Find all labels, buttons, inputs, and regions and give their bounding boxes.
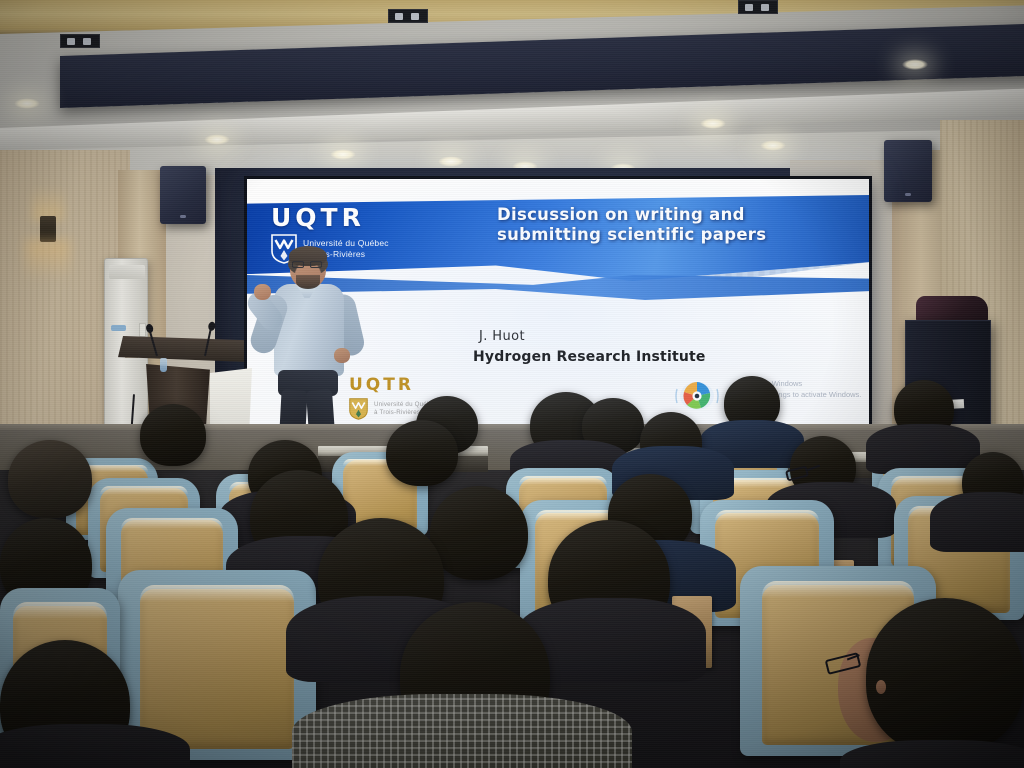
audience-head: [140, 404, 206, 466]
audience-head-foreground: [866, 598, 1024, 754]
wall-speaker-right: [884, 140, 932, 202]
recessed-light-fixture: [388, 9, 428, 23]
ac-badge-icon: [111, 325, 126, 331]
slide-title-line2: submitting scientific papers: [497, 225, 857, 245]
ceiling-downlight: [760, 140, 786, 151]
audience-head: [430, 486, 528, 580]
slide-institute-name: Hydrogen Research Institute: [473, 349, 706, 365]
presenter-right-hand-gesture: [254, 284, 271, 300]
wall-sconce-lamp: [40, 216, 56, 242]
ac-label: [139, 323, 146, 337]
ceiling-downlight: [330, 149, 356, 160]
lecture-hall-photo: UQTR Université du Québec à Trois-Rivièr…: [0, 0, 1024, 768]
presenter-glasses-icon: [292, 261, 324, 268]
sconce-uplight-glow: [32, 186, 64, 220]
ac-grille-icon: [109, 265, 145, 279]
audience-plaid-jacket: [292, 694, 632, 768]
ceiling-downlight: [902, 59, 928, 70]
ceiling-downlight: [438, 156, 464, 167]
audience-shoulders: [866, 424, 980, 474]
audience-shoulders: [0, 724, 190, 768]
circular-multicolor-logo: [671, 377, 723, 415]
recessed-light-fixture: [738, 0, 778, 14]
presenter-speaker: [248, 248, 376, 448]
audience-shoulders: [930, 492, 1024, 552]
uqtr-wordmark: UQTR: [271, 205, 451, 230]
audience-head: [386, 420, 458, 486]
ceiling-downlight: [14, 98, 40, 109]
water-bottle: [160, 358, 167, 372]
ceiling-downlight: [204, 134, 230, 145]
sconce-downlight-glow: [26, 240, 70, 280]
slide-title-line1: Discussion on writing and: [497, 205, 857, 225]
wall-speaker-left: [160, 166, 206, 224]
podium-top-surface: [118, 336, 244, 370]
ceiling-downlight: [700, 118, 726, 129]
slide-author-name: J. Huot: [479, 329, 525, 344]
slide-title: Discussion on writing and submitting sci…: [497, 205, 857, 245]
recessed-light-fixture: [60, 34, 100, 48]
presenter-beard: [296, 275, 320, 289]
audience-head: [8, 440, 92, 518]
presenter-left-hand: [334, 348, 350, 363]
audience-ear: [876, 680, 886, 694]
:::::
■ **WHAT YOU HAVE TO DO**
Number each line above, from the one containing "audience-head: [140, 404, 206, 466]" down to the one containing "ceiling-downlight: [760, 140, 786, 151]", both included. Skip any blank lines.

■ **WRITTEN REPLY**
1. audience-head: [140, 404, 206, 466]
2. audience-head-foreground: [866, 598, 1024, 754]
3. wall-speaker-right: [884, 140, 932, 202]
4. recessed-light-fixture: [388, 9, 428, 23]
5. ac-badge-icon: [111, 325, 126, 331]
6. slide-title-line2: submitting scientific papers: [497, 225, 857, 245]
7. ceiling-downlight: [760, 140, 786, 151]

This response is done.